--- Exercise 1 ---
Reproduce the text below about the family's traditions for Magnolia, word for word and in full.
--- Exercise 2 ---
Format every line of the records below as a JSON list of strings, one string per line, skipping blank lines.

--- Quoted text ---
++++++++
3.17.2016

Moona (Sasha and Kendra)



In the 3+ years we've had to live without our wonderful Magnolia, we've
established traditions to keep her alive in our family.  Each night at dinner, we light our Magnolia candle and say "For Magnolia," making sure there's always a place at
our family dinner table for her, and that we're continuing to speak her name.
(For our traditional Sunday waffle brunches, which Magnolia loved, Delphinium began a tradition of lighting the candle and saying, "For Magnolia, who loved waffos.")  After going around the table at dinner to share something we're each grateful for, we leave space for any of us to also share a Magnolia memory or thought; nowadays, these are often about ways that Azalea's infancy and toddlerhood bring up memories of things that Magnolia did or said.

A family tradition that has changed to honor Magnolia's absence is
moonkissing.  Since early in our falling in love, whichever one of us notices
the moon first says, "Pardon me, do you know where the moon is?" after which
the other one finds the moon and we kiss.  Delphinium became a part of this
tradition at age 2, and Magnolia was just beginning to join in the kissing
before she died.  Since Magnolia's death, the two of us and Delphinium have each
kissed each other and then blown a kiss to Magnolia towards the moon. 

We keep photos of Magnolia all around our home, and photo books filled with
that previous family of four are in our living room, where we pick them up
frequently.  While cooking, folding laundry or playing with Delphinium and
Azalea, there are many times when our eyes fall on Magnolia's image and we're
filled with sadness and memory and the sense of her importance in our family.
++++++++
--- Records provided ---
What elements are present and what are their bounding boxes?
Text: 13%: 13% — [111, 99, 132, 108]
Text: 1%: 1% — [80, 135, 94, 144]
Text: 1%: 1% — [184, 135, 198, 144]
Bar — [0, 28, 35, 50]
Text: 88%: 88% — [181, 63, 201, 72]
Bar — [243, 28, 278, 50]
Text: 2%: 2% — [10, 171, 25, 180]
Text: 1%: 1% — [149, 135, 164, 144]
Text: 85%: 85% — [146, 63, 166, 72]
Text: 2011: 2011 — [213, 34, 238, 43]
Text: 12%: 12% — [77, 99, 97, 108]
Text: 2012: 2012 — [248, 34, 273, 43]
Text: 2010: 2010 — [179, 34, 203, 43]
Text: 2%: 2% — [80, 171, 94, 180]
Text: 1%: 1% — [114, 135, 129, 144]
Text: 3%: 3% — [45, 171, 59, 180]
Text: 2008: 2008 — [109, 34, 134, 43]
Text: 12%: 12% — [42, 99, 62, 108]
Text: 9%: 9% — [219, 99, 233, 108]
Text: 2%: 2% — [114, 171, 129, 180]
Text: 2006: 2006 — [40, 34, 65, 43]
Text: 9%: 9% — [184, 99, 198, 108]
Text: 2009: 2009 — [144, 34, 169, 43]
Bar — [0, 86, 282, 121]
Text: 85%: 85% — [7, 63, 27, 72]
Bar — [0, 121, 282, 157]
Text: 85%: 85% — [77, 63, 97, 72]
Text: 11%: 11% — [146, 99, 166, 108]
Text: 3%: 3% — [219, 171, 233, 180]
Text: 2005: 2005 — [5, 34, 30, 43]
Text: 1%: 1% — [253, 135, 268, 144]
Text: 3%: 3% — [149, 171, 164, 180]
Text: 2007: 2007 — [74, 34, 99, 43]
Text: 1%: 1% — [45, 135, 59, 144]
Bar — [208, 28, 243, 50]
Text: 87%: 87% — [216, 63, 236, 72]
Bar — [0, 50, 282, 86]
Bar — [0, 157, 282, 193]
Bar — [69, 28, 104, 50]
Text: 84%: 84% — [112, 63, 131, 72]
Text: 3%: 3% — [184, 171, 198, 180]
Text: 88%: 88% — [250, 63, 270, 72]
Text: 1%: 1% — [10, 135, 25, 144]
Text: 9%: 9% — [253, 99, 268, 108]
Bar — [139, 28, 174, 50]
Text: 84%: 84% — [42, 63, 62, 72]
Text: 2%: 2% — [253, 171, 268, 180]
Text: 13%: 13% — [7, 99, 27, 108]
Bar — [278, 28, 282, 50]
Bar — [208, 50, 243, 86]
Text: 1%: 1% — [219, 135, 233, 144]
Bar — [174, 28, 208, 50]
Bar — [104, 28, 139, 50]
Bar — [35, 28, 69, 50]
++++++++
--- Answer 1 ---
3.17.2016

Moona (Sasha and Kendra)



In the 3+ years we've had to live without our wonderful Magnolia, we've
established traditions to keep her alive in our family.  Each night at dinner, we light our Magnolia candle and say "For Magnolia," making sure there's always a place at
our family dinner table for her, and that we're continuing to speak her name.
(For our traditional Sunday waffle brunches, which Magnolia loved, Delphinium began a tradition of lighting the candle and saying, "For Magnolia, who loved waffos.")  After going around the table at dinner to share something we're each grateful for, we leave space for any of us to also share a Magnolia memory or thought; nowadays, these are often about ways that Azalea's infancy and toddlerhood bring up memories of things that Magnolia did or said.

A family tradition that has changed to honor Magnolia's absence is
moonkissing.  Since early in our falling in love, whichever one of us notices
the moon first says, "Pardon me, do you know where the moon is?" after which
the other one finds the moon and we kiss.  Delphinium became a part of this
tradition at age 2, and Magnolia was just beginning to join in the kissing
before she died.  Since Magnolia's death, the two of us and Delphinium have each
kissed each other and then blown a kiss to Magnolia towards the moon. 

We keep photos of Magnolia all around our home, and photo books filled with
that previous family of four are in our living room, where we pick them up
frequently.  While cooking, folding laundry or playing with Delphinium and
Azalea, there are many times when our eyes fall on Magnolia's image and we're
filled with sadness and memory and the sense of her importance in our family.

--- Answer 2 ---
[
  "What elements are present and what are their bounding boxes?",
  "Text: 13%: 13% — [111, 99, 132, 108]",
  "Text: 1%: 1% — [80, 135, 94, 144]",
  "Text: 1%: 1% — [184, 135, 198, 144]",
  "Bar — [0, 28, 35, 50]",
  "Text: 88%: 88% — [181, 63, 201, 72]",
  "Bar — [243, 28, 278, 50]",
  "Text: 2%: 2% — [10, 171, 25, 180]",
  "Text: 1%: 1% — [149, 135, 164, 144]",
  "Text: 85%: 85% — [146, 63, 166, 72]",
  "Text: 2011: 2011 — [213, 34, 238, 43]",
  "Text: 12%: 12% — [77, 99, 97, 108]",
  "Text: 2012: 2012 — [248, 34, 273, 43]",
  "Text: 2010: 2010 — [179, 34, 203, 43]",
  "Text: 2%: 2% — [80, 171, 94, 180]",
  "Text: 1%: 1% — [114, 135, 129, 144]",
  "Text: 3%: 3% — [45, 171, 59, 180]",
  "Text: 2008: 2008 — [109, 34, 134, 43]",
  "Text: 12%: 12% — [42, 99, 62, 108]",
  "Text: 9%: 9% — [219, 99, 233, 108]",
  "Text: 2%: 2% — [114, 171, 129, 180]",
  "Text: 2006: 2006 — [40, 34, 65, 43]",
  "Text: 9%: 9% — [184, 99, 198, 108]",
  "Text: 2009: 2009 — [144, 34, 169, 43]",
  "Bar — [0, 86, 282, 121]",
  "Text: 85%: 85% — [7, 63, 27, 72]",
  "Bar — [0, 121, 282, 157]",
  "Text: 85%: 85% — [77, 63, 97, 72]",
  "Text: 11%: 11% — [146, 99, 166, 108]",
  "Text: 3%: 3% — [219, 171, 233, 180]",
  "Text: 2005: 2005 — [5, 34, 30, 43]",
  "Text: 1%: 1% — [253, 135, 268, 144]",
  "Text: 3%: 3% — [149, 171, 164, 180]",
  "Text: 2007: 2007 — [74, 34, 99, 43]",
  "Text: 1%: 1% — [45, 135, 59, 144]",
  "Bar — [208, 28, 243, 50]",
  "Text: 87%: 87% — [216, 63, 236, 72]",
  "Bar — [0, 50, 282, 86]",
  "Bar — [0, 157, 282, 193]",
  "Bar — [69, 28, 104, 50]",
  "Text: 84%: 84% — [112, 63, 131, 72]",
  "Text: 3%: 3% — [184, 171, 198, 180]",
  "Text: 88%: 88% — [250, 63, 270, 72]",
  "Text: 1%: 1% — [10, 135, 25, 144]",
  "Text: 9%: 9% — [253, 99, 268, 108]",
  "Bar — [139, 28, 174, 50]",
  "Text: 84%: 84% — [42, 63, 62, 72]",
  "Text: 2%: 2% — [253, 171, 268, 180]",
  "Text: 13%: 13% — [7, 99, 27, 108]",
  "Bar — [278, 28, 282, 50]",
  "Bar — [208, 50, 243, 86]",
  "Text: 1%: 1% — [219, 135, 233, 144]",
  "Bar — [174, 28, 208, 50]",
  "Bar — [104, 28, 139, 50]",
  "Bar — [35, 28, 69, 50]"
]